• _GIVEN DATA_

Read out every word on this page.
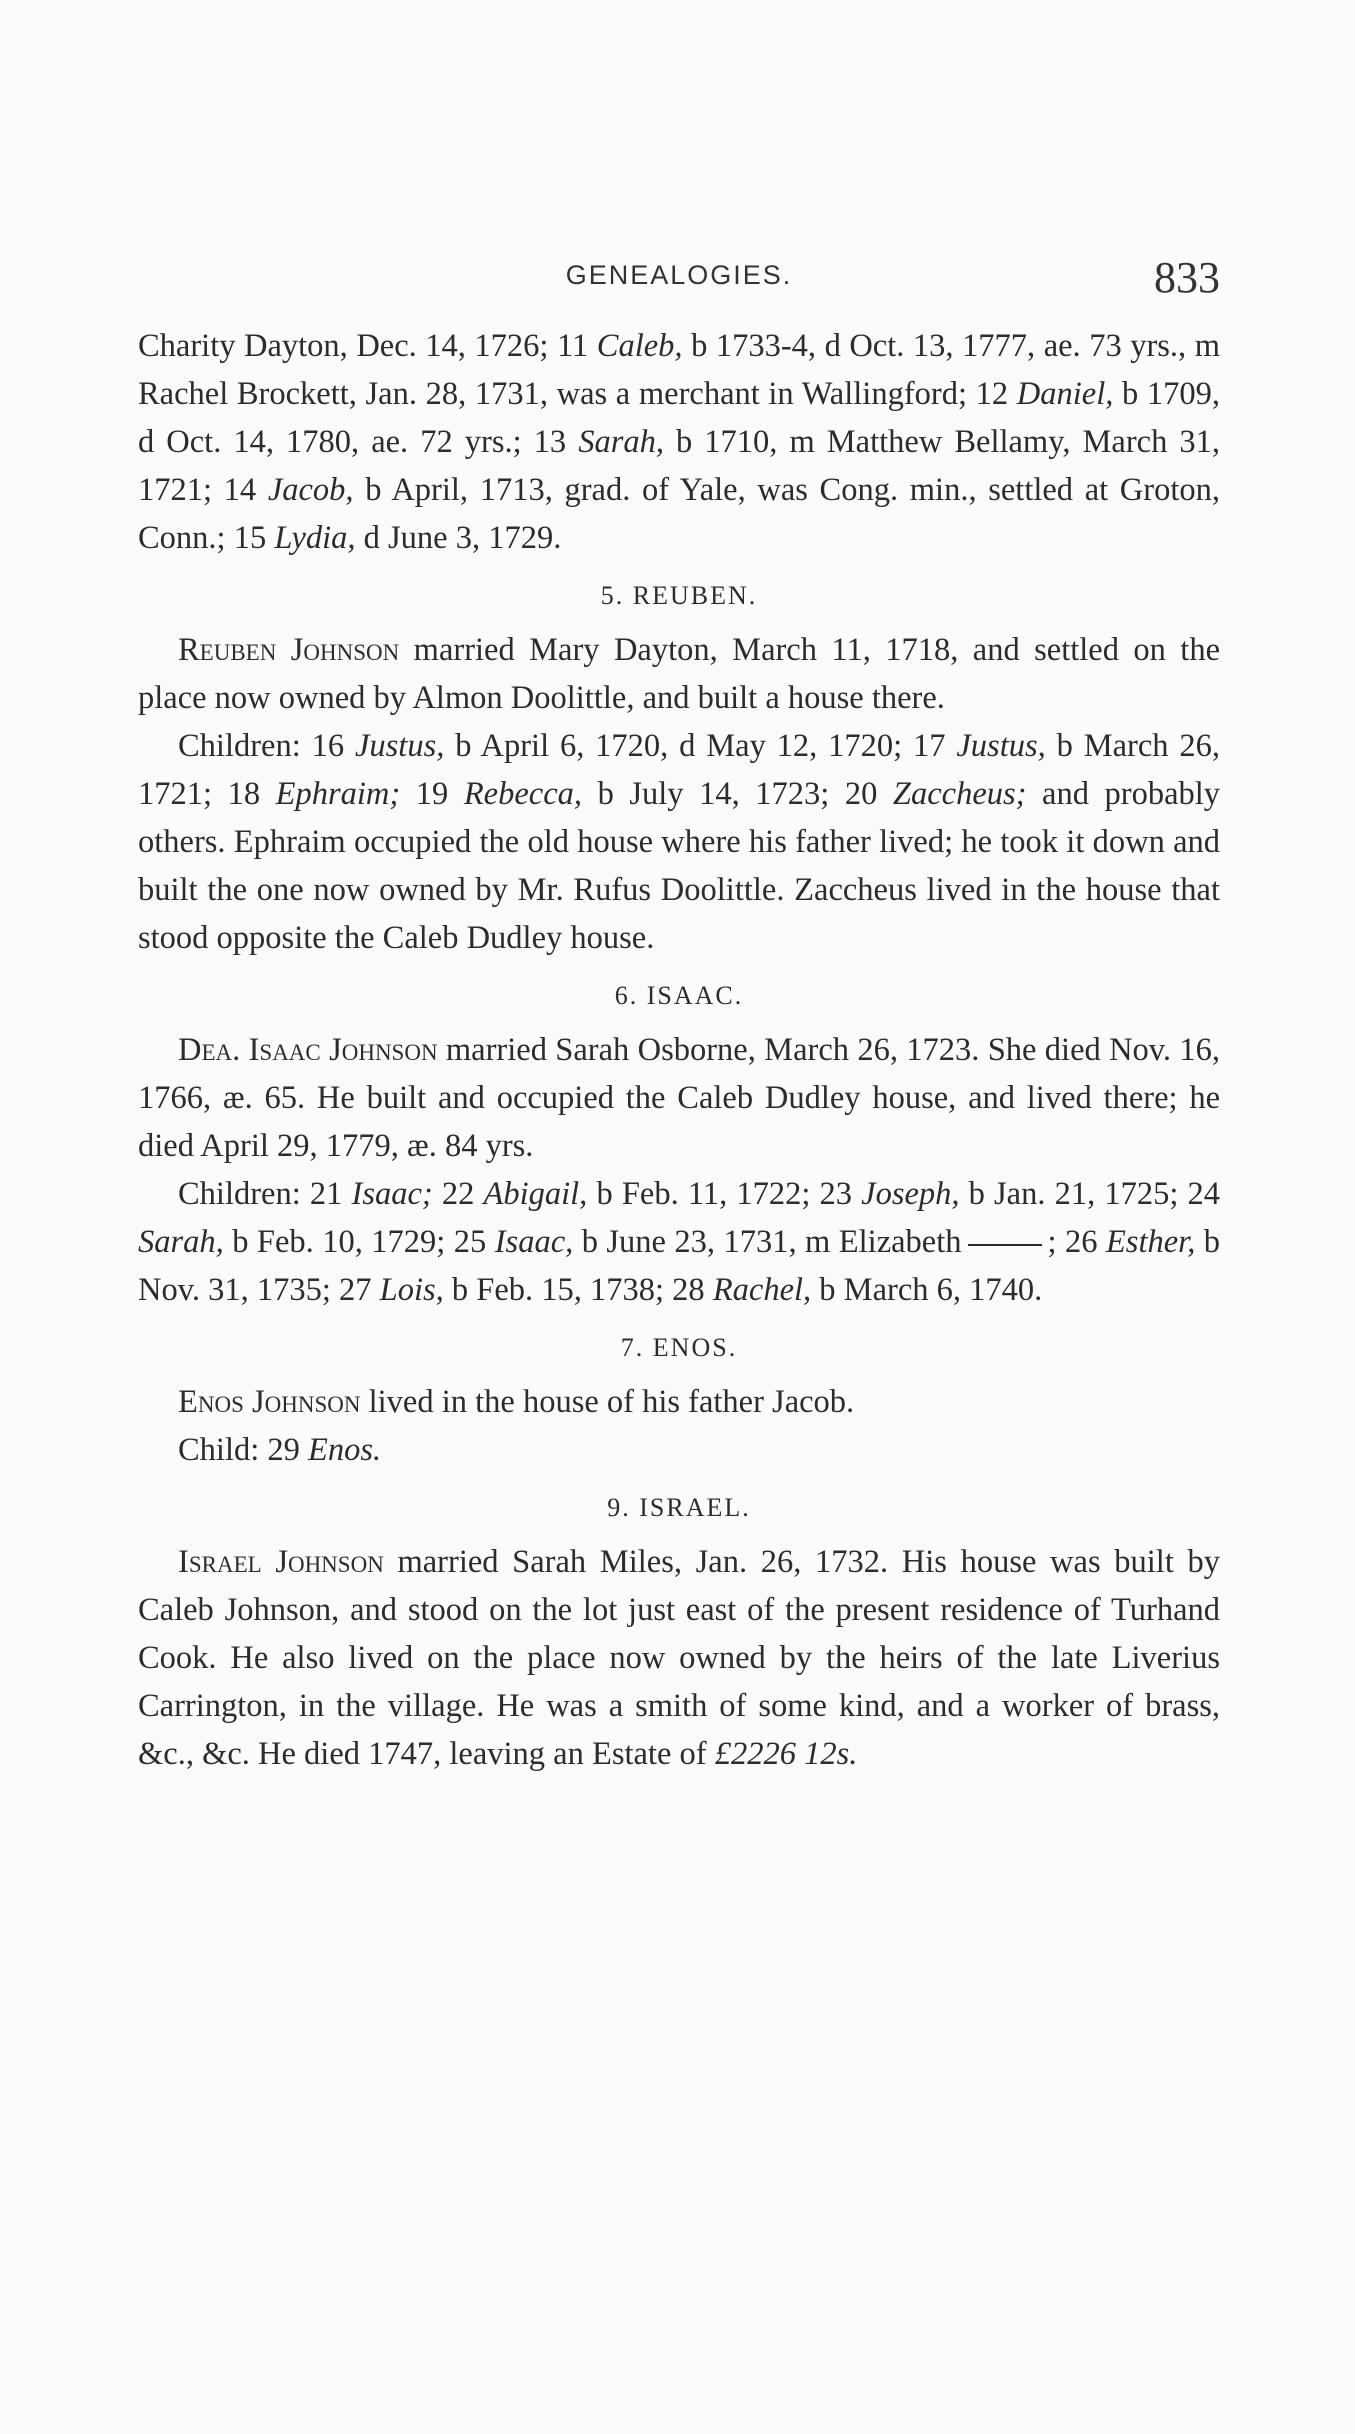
GENEALOGIES.	833

Charity Dayton, Dec. 14, 1726; 11 Caleb, b 1733-4, d Oct. 13, 1777, ae. 73 yrs., m Rachel Brockett, Jan. 28, 1731, was a merchant in Wallingford; 12 Daniel, b 1709, d Oct. 14, 1780, ae. 72 yrs.; 13 Sarah, b 1710, m Matthew Bellamy, March 31, 1721; 14 Jacob, b April, 1713, grad. of Yale, was Cong. min., settled at Groton, Conn.; 15 Lydia, d June 3, 1729.

5. REUBEN.

Reuben Johnson married Mary Dayton, March 11, 1718, and settled on the place now owned by Almon Doolittle, and built a house there.

Children: 16 Justus, b April 6, 1720, d May 12, 1720; 17 Justus, b March 26, 1721; 18 Ephraim; 19 Rebecca, b July 14, 1723; 20 Zaccheus; and probably others. Ephraim occupied the old house where his father lived; he took it down and built the one now owned by Mr. Rufus Doolittle. Zaccheus lived in the house that stood opposite the Caleb Dudley house.

6. ISAAC.

Dea. Isaac Johnson married Sarah Osborne, March 26, 1723. She died Nov. 16, 1766, æ. 65. He built and occupied the Caleb Dudley house, and lived there; he died April 29, 1779, æ. 84 yrs.

Children: 21 Isaac; 22 Abigail, b Feb. 11, 1722; 23 Joseph, b Jan. 21, 1725; 24 Sarah, b Feb. 10, 1729; 25 Isaac, b June 23, 1731, m Elizabeth	; 26 Esther, b Nov. 31, 1735; 27 Lois, b Feb. 15, 1738; 28 Rachel, b March 6, 1740.

7. ENOS.

Enos Johnson lived in the house of his father Jacob.

Child: 29 Enos.

9. ISRAEL.

Israel Johnson married Sarah Miles, Jan. 26, 1732. His house was built by Caleb Johnson, and stood on the lot just east of the present residence of Turhand Cook. He also lived on the place now owned by the heirs of the late Liverius Carrington, in the village. He was a smith of some kind, and a worker of brass, &c., &c. He died 1747, leaving an Estate of £2226 12s.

• _SET PROBLEM_
Give all the entries again exactly, dropping each picture.

• _ANSWER TO THIS TASK_
Read out every word on this page.
GENEALOGIES.	833

Charity Dayton, Dec. 14, 1726; 11 Caleb, b 1733-4, d Oct. 13, 1777, ae. 73 yrs., m Rachel Brockett, Jan. 28, 1731, was a merchant in Wallingford; 12 Daniel, b 1709, d Oct. 14, 1780, ae. 72 yrs.; 13 Sarah, b 1710, m Matthew Bellamy, March 31, 1721; 14 Jacob, b April, 1713, grad. of Yale, was Cong. min., settled at Groton, Conn.; 15 Lydia, d June 3, 1729.

5. REUBEN.

Reuben Johnson married Mary Dayton, March 11, 1718, and settled on the place now owned by Almon Doolittle, and built a house there.

Children: 16 Justus, b April 6, 1720, d May 12, 1720; 17 Justus, b March 26, 1721; 18 Ephraim; 19 Rebecca, b July 14, 1723; 20 Zaccheus; and probably others. Ephraim occupied the old house where his father lived; he took it down and built the one now owned by Mr. Rufus Doolittle. Zaccheus lived in the house that stood opposite the Caleb Dudley house.

6. ISAAC.

Dea. Isaac Johnson married Sarah Osborne, March 26, 1723. She died Nov. 16, 1766, æ. 65. He built and occupied the Caleb Dudley house, and lived there; he died April 29, 1779, æ. 84 yrs.

Children: 21 Isaac; 22 Abigail, b Feb. 11, 1722; 23 Joseph, b Jan. 21, 1725; 24 Sarah, b Feb. 10, 1729; 25 Isaac, b June 23, 1731, m Elizabeth	; 26 Esther, b Nov. 31, 1735; 27 Lois, b Feb. 15, 1738; 28 Rachel, b March 6, 1740.

7. ENOS.

Enos Johnson lived in the house of his father Jacob.

Child: 29 Enos.

9. ISRAEL.

Israel Johnson married Sarah Miles, Jan. 26, 1732. His house was built by Caleb Johnson, and stood on the lot just east of the present residence of Turhand Cook. He also lived on the place now owned by the heirs of the late Liverius Carrington, in the village. He was a smith of some kind, and a worker of brass, &c., &c. He died 1747, leaving an Estate of £2226 12s.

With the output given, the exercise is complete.